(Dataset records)
○ ○ ○ ○ ○

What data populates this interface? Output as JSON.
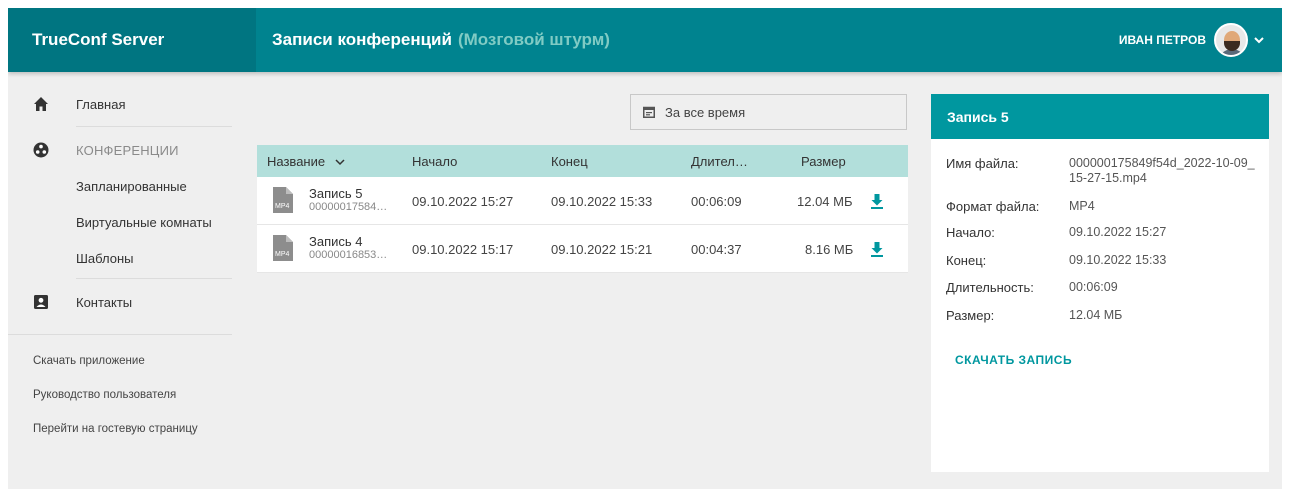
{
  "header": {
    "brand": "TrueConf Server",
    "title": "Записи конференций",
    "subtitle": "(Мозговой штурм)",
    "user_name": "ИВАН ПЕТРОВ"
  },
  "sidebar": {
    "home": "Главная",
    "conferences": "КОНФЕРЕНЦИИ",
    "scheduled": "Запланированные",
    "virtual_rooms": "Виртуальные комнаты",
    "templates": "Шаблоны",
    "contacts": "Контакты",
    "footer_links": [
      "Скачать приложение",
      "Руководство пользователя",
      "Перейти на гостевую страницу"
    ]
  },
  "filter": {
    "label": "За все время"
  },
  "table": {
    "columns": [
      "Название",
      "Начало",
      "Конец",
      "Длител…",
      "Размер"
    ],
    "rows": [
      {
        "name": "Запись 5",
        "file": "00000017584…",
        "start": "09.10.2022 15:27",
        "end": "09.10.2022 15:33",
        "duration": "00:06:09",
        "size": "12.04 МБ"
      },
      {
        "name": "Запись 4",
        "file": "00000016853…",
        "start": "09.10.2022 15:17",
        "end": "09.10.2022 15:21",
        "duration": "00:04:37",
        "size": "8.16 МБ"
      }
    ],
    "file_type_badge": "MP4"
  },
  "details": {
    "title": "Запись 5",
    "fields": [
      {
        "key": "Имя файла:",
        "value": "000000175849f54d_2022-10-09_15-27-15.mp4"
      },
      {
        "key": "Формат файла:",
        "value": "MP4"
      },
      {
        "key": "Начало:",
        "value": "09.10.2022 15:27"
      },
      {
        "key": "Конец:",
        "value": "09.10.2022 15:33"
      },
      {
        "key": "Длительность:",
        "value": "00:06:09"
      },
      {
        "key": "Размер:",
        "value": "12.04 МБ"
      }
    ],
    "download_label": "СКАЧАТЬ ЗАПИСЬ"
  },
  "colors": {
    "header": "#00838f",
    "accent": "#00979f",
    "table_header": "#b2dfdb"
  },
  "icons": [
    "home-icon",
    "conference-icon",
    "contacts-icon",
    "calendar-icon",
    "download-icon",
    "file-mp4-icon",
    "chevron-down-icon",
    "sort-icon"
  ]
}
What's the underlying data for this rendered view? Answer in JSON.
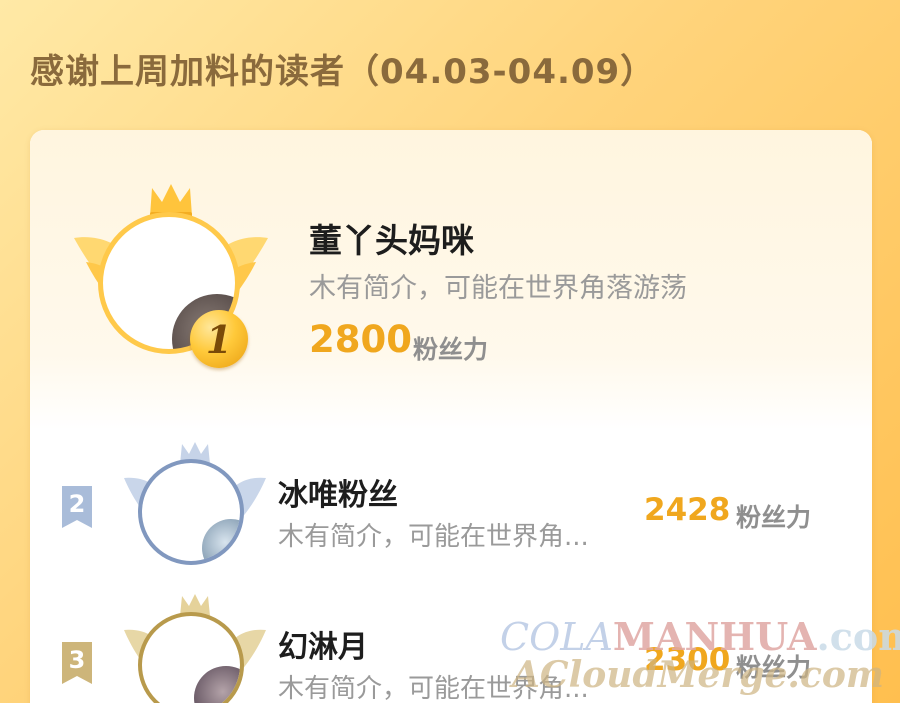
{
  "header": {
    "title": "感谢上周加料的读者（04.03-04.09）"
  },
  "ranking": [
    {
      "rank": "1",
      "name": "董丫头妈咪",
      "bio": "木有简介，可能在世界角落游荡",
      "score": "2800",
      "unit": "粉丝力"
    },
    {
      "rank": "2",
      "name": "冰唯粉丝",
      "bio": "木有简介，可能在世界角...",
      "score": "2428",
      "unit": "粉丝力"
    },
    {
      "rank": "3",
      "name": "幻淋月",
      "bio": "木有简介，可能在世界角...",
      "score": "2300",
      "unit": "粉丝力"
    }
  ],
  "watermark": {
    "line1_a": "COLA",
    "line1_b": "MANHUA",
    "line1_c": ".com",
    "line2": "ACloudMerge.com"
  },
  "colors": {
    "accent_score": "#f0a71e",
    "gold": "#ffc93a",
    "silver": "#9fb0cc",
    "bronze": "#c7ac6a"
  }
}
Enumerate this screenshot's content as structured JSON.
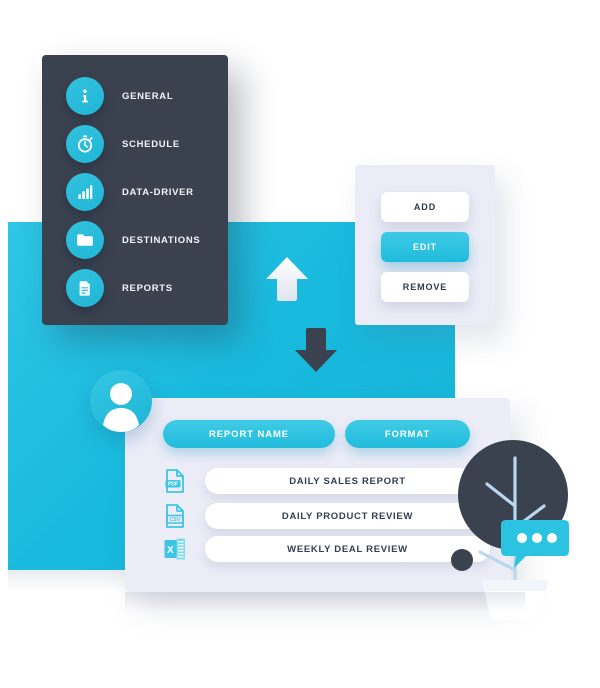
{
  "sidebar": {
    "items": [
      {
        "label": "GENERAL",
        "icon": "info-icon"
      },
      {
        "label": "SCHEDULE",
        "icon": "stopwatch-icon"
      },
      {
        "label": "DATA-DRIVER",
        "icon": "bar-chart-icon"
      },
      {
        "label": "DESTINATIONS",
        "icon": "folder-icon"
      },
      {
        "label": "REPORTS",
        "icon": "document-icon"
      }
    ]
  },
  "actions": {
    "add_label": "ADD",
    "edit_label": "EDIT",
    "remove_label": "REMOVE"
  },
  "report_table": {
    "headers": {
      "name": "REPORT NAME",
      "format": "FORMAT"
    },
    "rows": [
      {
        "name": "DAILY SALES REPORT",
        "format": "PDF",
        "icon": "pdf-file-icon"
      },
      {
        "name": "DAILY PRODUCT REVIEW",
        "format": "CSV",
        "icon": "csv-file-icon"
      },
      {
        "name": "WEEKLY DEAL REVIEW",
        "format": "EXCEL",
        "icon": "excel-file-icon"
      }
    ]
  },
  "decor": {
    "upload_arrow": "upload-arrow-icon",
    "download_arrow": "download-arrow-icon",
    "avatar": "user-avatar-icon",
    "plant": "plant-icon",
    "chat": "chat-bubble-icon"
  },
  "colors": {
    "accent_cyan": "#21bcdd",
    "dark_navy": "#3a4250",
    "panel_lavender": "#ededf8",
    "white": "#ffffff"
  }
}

○ ○ ○ ○ ○

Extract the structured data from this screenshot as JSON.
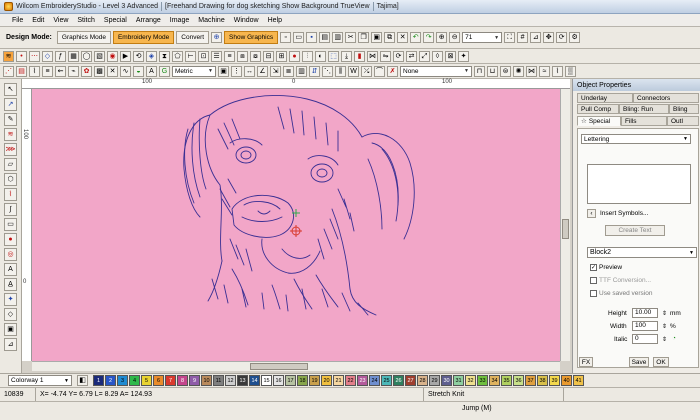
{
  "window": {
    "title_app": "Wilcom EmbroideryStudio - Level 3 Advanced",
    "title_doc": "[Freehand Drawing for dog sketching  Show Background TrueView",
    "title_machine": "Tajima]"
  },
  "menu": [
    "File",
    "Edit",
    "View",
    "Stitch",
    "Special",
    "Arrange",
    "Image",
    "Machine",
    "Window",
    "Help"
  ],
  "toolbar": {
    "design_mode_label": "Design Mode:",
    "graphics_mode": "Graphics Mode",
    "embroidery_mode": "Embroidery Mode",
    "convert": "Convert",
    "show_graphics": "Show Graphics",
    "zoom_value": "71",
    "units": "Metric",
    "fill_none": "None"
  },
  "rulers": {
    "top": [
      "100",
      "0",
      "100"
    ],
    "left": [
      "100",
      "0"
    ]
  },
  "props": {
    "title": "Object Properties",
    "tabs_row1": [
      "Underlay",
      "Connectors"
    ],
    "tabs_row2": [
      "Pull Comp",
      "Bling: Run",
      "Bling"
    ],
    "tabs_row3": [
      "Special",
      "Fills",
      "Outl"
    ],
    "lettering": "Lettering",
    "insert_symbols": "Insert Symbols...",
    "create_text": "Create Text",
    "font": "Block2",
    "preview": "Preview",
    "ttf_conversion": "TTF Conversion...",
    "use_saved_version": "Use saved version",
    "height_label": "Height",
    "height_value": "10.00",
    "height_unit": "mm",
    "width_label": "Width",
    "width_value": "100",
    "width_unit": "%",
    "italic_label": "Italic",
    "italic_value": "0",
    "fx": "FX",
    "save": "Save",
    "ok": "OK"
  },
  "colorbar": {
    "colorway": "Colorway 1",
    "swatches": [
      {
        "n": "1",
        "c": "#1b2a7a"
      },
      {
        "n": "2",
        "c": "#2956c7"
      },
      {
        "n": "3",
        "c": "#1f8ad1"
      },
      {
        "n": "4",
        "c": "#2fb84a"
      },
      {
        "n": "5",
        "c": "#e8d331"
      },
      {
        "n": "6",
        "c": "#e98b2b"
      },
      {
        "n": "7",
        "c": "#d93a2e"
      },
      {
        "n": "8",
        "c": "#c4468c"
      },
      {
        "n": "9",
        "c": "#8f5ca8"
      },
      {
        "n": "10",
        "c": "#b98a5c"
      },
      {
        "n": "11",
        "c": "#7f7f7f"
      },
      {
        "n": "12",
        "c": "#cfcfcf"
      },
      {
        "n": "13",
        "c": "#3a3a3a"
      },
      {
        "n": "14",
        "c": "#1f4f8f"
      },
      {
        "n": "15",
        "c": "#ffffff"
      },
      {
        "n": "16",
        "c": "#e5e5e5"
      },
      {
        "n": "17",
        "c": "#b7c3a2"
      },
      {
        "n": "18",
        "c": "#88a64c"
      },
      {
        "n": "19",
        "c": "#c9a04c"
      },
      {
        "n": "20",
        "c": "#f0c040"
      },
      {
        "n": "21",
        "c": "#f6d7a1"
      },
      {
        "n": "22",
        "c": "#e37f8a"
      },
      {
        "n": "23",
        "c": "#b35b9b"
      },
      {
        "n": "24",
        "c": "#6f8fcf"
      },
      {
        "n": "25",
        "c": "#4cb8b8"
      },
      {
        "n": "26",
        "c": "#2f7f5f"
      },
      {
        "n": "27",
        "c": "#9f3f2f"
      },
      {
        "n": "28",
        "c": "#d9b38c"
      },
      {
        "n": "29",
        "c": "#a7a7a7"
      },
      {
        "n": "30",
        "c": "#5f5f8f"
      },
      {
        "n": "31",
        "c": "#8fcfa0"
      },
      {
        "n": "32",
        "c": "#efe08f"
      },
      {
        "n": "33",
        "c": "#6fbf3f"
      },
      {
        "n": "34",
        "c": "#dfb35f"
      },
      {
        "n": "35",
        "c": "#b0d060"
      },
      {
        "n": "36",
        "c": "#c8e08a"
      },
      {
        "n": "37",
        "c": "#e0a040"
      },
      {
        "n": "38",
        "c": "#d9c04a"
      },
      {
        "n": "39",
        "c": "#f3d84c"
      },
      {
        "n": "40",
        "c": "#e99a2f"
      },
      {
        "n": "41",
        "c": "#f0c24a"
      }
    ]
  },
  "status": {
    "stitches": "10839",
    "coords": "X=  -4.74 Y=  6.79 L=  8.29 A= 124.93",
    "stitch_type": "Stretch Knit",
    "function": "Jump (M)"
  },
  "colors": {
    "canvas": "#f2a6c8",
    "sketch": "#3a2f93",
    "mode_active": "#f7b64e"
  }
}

○ ○ ○ ○ ○

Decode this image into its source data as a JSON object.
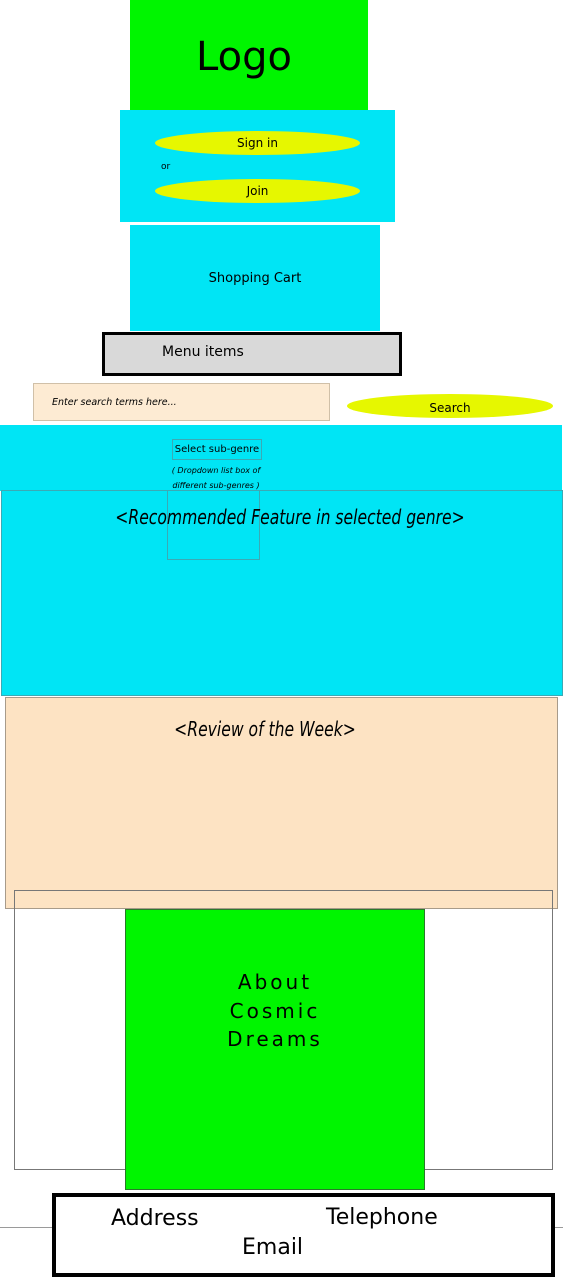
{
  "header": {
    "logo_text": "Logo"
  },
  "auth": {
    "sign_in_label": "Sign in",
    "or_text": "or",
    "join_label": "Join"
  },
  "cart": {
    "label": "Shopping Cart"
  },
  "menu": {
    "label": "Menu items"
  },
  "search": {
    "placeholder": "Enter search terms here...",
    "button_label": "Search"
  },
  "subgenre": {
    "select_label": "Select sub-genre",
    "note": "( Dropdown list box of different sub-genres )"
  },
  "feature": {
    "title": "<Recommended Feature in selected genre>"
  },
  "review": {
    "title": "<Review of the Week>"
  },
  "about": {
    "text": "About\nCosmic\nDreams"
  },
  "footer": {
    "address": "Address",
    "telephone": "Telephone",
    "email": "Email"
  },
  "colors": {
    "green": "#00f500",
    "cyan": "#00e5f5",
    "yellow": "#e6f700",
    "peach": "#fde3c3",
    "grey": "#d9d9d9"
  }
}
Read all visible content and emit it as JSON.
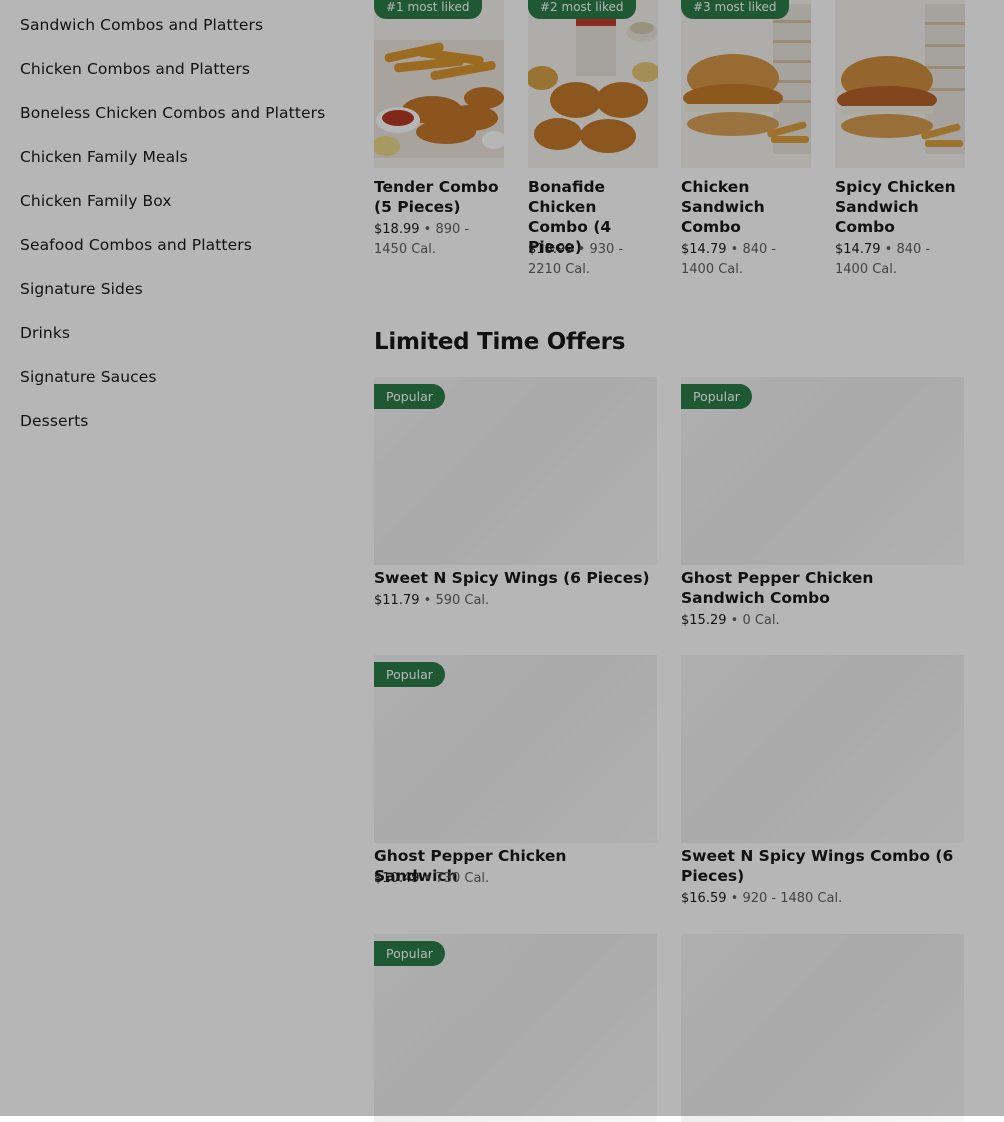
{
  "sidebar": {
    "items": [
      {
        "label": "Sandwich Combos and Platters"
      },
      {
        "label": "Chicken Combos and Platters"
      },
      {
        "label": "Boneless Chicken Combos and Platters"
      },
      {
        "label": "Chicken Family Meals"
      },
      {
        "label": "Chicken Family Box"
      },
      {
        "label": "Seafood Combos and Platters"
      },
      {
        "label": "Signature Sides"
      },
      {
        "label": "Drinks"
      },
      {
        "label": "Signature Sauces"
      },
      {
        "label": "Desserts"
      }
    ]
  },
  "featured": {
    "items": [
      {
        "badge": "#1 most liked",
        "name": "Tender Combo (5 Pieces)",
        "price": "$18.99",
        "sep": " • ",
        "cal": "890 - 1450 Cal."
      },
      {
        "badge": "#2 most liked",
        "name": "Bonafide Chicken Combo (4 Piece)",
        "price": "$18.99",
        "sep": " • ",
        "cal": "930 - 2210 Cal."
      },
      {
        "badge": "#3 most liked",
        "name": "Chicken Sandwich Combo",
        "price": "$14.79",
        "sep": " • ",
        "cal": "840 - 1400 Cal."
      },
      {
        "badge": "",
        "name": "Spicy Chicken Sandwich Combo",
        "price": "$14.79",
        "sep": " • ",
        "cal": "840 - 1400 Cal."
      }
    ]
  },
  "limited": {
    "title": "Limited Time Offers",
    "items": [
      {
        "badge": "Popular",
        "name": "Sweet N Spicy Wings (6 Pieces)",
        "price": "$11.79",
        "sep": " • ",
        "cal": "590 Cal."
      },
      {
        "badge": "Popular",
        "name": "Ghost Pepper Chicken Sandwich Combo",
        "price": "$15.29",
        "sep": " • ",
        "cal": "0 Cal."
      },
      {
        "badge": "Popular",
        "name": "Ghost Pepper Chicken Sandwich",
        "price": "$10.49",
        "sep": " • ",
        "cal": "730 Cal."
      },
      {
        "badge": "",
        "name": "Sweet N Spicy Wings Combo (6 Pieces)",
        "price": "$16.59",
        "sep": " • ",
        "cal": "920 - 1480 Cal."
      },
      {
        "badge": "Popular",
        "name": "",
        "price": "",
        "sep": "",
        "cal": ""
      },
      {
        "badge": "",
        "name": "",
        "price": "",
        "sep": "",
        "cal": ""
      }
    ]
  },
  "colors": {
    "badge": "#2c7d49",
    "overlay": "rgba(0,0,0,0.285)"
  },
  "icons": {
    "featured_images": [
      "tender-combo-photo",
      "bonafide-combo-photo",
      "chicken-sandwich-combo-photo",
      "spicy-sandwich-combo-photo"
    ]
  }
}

○ ○ ○ ○ ○

» DIRECTIVE: Locate all lines that include the word "format" and copy them out.

» EXERCISE ANSWER:
      "format": "FORMAT"
        "format": "PDF",
        "format": "CSV",
        "format": "EXCEL",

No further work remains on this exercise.